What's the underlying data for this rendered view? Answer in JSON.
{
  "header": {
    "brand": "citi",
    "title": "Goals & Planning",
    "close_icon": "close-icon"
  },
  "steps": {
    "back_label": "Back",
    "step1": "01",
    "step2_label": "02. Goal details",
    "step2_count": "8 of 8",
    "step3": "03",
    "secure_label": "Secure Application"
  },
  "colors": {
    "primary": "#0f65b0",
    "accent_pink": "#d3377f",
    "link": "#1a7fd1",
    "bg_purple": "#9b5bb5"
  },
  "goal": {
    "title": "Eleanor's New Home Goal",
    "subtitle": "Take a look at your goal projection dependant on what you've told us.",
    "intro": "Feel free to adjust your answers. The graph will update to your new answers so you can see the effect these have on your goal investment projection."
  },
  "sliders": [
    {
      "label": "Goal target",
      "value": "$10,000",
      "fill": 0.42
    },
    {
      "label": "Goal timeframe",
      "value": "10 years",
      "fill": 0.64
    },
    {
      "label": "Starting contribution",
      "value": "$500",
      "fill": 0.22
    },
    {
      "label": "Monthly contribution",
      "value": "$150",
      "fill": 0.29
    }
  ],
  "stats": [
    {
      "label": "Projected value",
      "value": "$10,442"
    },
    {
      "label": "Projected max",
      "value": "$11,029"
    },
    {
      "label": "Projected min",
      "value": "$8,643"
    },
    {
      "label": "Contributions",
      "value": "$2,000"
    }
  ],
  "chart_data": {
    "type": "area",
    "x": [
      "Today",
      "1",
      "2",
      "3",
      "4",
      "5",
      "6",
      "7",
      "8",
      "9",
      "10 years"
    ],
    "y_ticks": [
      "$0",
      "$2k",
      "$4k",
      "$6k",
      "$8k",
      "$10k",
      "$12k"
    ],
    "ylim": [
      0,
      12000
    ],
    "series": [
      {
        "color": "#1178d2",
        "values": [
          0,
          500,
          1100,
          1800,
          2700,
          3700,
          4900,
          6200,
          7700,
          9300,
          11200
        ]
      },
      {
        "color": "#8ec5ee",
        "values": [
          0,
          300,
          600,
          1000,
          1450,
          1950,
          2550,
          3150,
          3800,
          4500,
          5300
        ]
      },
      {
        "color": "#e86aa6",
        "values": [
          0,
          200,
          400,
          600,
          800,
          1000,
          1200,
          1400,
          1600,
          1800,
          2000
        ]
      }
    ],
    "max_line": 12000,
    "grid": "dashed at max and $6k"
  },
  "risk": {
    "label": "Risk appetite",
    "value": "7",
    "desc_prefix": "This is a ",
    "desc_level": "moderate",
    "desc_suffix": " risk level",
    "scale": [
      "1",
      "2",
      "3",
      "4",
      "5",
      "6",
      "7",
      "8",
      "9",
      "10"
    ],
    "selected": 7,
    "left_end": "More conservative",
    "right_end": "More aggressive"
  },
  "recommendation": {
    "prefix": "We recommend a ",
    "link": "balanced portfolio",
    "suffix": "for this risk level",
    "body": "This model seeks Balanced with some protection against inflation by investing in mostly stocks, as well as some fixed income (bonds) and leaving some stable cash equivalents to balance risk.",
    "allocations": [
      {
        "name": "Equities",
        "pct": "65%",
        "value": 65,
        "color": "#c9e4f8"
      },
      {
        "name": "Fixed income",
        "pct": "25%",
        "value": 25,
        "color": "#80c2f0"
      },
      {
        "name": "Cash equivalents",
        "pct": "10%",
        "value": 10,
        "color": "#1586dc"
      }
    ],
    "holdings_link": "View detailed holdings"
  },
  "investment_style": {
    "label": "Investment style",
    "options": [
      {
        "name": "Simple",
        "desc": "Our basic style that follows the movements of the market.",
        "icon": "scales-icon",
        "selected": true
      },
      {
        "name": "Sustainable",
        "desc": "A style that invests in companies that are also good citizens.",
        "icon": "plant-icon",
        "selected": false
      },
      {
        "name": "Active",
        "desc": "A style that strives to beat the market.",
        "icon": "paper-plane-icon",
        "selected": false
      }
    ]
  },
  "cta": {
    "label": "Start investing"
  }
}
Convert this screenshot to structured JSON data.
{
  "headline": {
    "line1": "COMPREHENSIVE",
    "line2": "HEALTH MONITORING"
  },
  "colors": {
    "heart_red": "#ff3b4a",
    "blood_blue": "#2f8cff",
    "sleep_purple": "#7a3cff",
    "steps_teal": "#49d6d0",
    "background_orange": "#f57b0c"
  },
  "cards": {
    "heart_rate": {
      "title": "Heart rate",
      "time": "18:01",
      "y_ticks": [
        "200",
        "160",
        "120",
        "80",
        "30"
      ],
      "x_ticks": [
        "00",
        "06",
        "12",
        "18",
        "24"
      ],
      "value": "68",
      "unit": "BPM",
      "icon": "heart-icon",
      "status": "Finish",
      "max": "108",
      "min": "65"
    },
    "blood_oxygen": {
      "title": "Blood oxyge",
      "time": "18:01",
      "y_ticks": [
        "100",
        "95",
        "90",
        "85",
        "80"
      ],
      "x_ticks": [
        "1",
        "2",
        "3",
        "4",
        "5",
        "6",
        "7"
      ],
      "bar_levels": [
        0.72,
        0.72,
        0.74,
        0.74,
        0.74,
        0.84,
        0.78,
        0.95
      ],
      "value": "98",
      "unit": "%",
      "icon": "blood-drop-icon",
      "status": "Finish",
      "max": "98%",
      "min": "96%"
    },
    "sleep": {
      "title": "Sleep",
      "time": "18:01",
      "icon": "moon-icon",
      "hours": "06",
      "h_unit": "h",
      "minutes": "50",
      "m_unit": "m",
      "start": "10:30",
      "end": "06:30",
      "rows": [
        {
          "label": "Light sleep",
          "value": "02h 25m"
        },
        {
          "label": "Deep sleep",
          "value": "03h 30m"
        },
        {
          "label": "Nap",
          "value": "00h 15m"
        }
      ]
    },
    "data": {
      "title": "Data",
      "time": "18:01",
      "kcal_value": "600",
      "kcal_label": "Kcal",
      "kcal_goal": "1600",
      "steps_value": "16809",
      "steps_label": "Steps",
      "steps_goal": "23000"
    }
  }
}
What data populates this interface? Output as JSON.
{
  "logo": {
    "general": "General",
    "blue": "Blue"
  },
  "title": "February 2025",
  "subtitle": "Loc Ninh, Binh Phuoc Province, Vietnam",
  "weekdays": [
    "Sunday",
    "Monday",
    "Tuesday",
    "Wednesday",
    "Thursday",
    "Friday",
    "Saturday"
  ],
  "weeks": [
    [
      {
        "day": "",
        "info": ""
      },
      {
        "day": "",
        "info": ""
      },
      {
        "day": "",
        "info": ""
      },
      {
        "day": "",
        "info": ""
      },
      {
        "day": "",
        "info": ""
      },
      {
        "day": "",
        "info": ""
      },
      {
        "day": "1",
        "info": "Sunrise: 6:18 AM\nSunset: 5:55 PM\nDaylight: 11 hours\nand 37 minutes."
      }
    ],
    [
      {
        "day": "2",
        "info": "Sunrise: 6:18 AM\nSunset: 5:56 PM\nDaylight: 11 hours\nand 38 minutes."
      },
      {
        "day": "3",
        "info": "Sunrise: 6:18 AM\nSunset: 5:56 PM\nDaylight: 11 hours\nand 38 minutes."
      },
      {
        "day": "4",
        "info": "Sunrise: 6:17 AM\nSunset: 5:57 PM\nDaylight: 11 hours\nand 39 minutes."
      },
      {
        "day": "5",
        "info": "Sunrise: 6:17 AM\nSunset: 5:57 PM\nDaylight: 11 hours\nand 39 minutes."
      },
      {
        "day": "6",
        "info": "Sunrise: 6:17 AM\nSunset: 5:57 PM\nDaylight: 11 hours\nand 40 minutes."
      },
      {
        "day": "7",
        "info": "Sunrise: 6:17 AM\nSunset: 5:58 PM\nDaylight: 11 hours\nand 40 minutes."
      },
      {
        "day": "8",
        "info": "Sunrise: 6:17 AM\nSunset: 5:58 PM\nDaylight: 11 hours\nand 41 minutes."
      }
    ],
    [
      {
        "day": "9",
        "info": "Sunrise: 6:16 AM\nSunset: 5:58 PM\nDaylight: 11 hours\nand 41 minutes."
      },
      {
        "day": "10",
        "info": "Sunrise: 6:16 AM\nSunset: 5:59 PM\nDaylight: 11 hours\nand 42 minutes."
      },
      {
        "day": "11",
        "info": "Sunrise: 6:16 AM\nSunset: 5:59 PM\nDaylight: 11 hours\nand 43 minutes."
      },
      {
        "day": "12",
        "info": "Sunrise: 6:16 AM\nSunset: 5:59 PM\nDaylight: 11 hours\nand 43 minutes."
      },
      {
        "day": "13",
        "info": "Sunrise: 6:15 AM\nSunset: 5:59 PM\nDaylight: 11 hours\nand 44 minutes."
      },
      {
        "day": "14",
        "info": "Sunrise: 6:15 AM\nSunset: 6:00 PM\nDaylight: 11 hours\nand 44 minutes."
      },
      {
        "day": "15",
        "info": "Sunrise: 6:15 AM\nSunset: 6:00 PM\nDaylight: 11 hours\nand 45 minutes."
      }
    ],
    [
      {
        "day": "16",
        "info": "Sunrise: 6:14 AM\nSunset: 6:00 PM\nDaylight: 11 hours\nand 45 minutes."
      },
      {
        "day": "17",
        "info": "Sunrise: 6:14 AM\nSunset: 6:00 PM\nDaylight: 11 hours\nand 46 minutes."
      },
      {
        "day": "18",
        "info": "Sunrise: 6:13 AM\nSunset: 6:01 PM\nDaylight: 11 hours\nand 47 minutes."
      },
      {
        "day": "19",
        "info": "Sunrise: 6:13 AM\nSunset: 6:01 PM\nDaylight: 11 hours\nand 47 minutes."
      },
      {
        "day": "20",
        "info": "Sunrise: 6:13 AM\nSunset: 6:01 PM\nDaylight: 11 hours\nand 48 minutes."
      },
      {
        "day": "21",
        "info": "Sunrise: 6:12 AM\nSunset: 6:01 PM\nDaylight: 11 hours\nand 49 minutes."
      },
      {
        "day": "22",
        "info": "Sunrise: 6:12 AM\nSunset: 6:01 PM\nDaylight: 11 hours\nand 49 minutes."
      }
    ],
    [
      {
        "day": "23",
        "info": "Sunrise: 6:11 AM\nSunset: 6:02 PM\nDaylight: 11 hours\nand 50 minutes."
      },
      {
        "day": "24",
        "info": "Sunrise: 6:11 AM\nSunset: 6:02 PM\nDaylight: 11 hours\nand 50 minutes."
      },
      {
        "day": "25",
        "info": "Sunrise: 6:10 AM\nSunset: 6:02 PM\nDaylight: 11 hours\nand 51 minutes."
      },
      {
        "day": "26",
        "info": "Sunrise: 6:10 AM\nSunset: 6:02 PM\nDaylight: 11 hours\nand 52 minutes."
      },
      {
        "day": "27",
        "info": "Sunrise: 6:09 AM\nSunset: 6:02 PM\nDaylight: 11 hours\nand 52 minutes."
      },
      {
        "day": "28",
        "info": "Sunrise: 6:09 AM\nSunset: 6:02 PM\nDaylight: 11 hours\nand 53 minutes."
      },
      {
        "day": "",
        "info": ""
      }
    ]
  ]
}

=== Task brief ===
Gather from the records above every line containing the string "your".

=== Finished task ===
    "subtitle": "Take a look at your goal projection dependant on what you've told us.",
    "intro": "Feel free to adjust your answers. The graph will update to your new answers so you can see the effect these have on your goal investment projection."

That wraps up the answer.